* Short task *
From the listing that follows, output everything exactly except the pictures.

───── Data to use ─────

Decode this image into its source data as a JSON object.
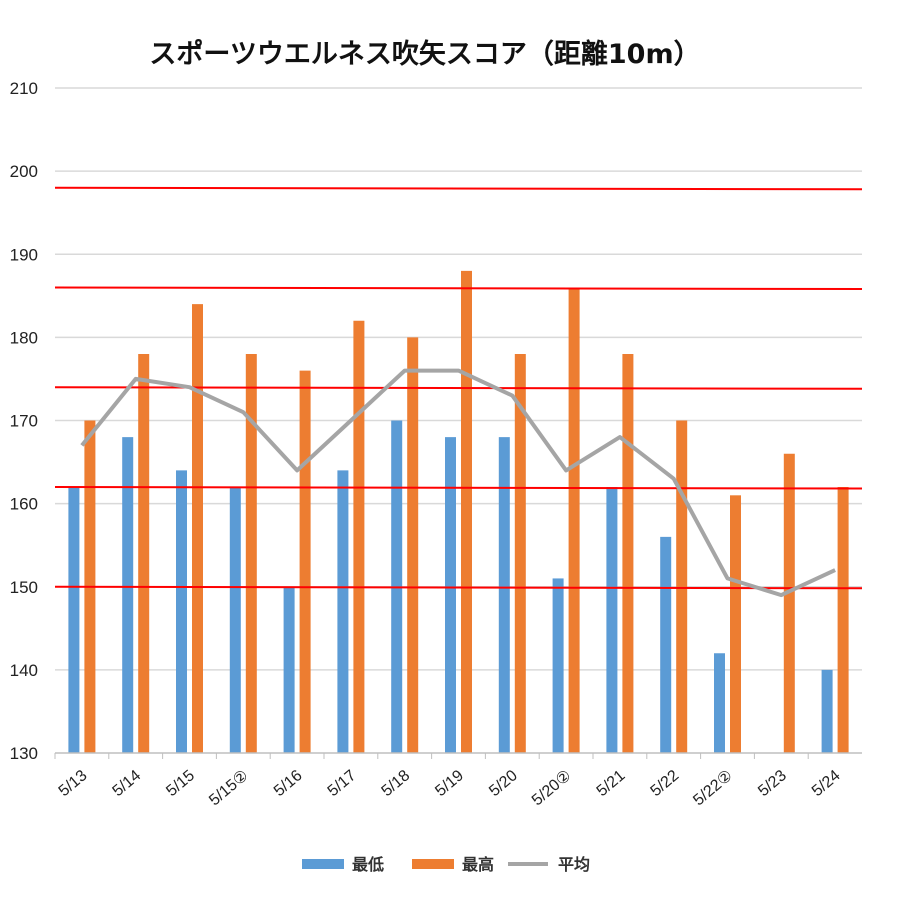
{
  "chart_data": {
    "type": "bar",
    "title": "スポーツウエルネス吹矢スコア（距離10m）",
    "categories": [
      "5/13",
      "5/14",
      "5/15",
      "5/15②",
      "5/16",
      "5/17",
      "5/18",
      "5/19",
      "5/20",
      "5/20②",
      "5/21",
      "5/22",
      "5/22②",
      "5/23",
      "5/24"
    ],
    "series": [
      {
        "name": "最低",
        "type": "bar",
        "color": "#5b9bd5",
        "values": [
          162,
          168,
          164,
          162,
          150,
          164,
          170,
          168,
          168,
          151,
          162,
          156,
          142,
          null,
          140
        ]
      },
      {
        "name": "最高",
        "type": "bar",
        "color": "#ed7d31",
        "values": [
          170,
          178,
          184,
          178,
          176,
          182,
          180,
          188,
          178,
          186,
          178,
          170,
          161,
          166,
          162
        ]
      },
      {
        "name": "平均",
        "type": "line",
        "color": "#a5a5a5",
        "values": [
          167,
          175,
          174,
          171,
          164,
          170,
          176,
          176,
          173,
          164,
          168,
          163,
          151,
          149,
          152
        ]
      }
    ],
    "ylim": [
      130,
      210
    ],
    "yticks": [
      "130",
      "140",
      "150",
      "160",
      "170",
      "180",
      "190",
      "200",
      "210"
    ],
    "reference_lines": {
      "color": "#ff0000",
      "values": [
        150,
        162,
        174,
        186,
        198
      ]
    },
    "grid": true,
    "legend_position": "bottom"
  }
}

─────

* Full solution *
Decode this image into its source data as a JSON object.
{
  "chart_data": {
    "type": "bar",
    "title": "スポーツウエルネス吹矢スコア（距離10m）",
    "categories": [
      "5/13",
      "5/14",
      "5/15",
      "5/15②",
      "5/16",
      "5/17",
      "5/18",
      "5/19",
      "5/20",
      "5/20②",
      "5/21",
      "5/22",
      "5/22②",
      "5/23",
      "5/24"
    ],
    "series": [
      {
        "name": "最低",
        "type": "bar",
        "color": "#5b9bd5",
        "values": [
          162,
          168,
          164,
          162,
          150,
          164,
          170,
          168,
          168,
          151,
          162,
          156,
          142,
          null,
          140
        ]
      },
      {
        "name": "最高",
        "type": "bar",
        "color": "#ed7d31",
        "values": [
          170,
          178,
          184,
          178,
          176,
          182,
          180,
          188,
          178,
          186,
          178,
          170,
          161,
          166,
          162
        ]
      },
      {
        "name": "平均",
        "type": "line",
        "color": "#a5a5a5",
        "values": [
          167,
          175,
          174,
          171,
          164,
          170,
          176,
          176,
          173,
          164,
          168,
          163,
          151,
          149,
          152
        ]
      }
    ],
    "ylim": [
      130,
      210
    ],
    "yticks": [
      "130",
      "140",
      "150",
      "160",
      "170",
      "180",
      "190",
      "200",
      "210"
    ],
    "reference_lines": {
      "color": "#ff0000",
      "values": [
        150,
        162,
        174,
        186,
        198
      ]
    },
    "grid": true,
    "legend_position": "bottom"
  }
}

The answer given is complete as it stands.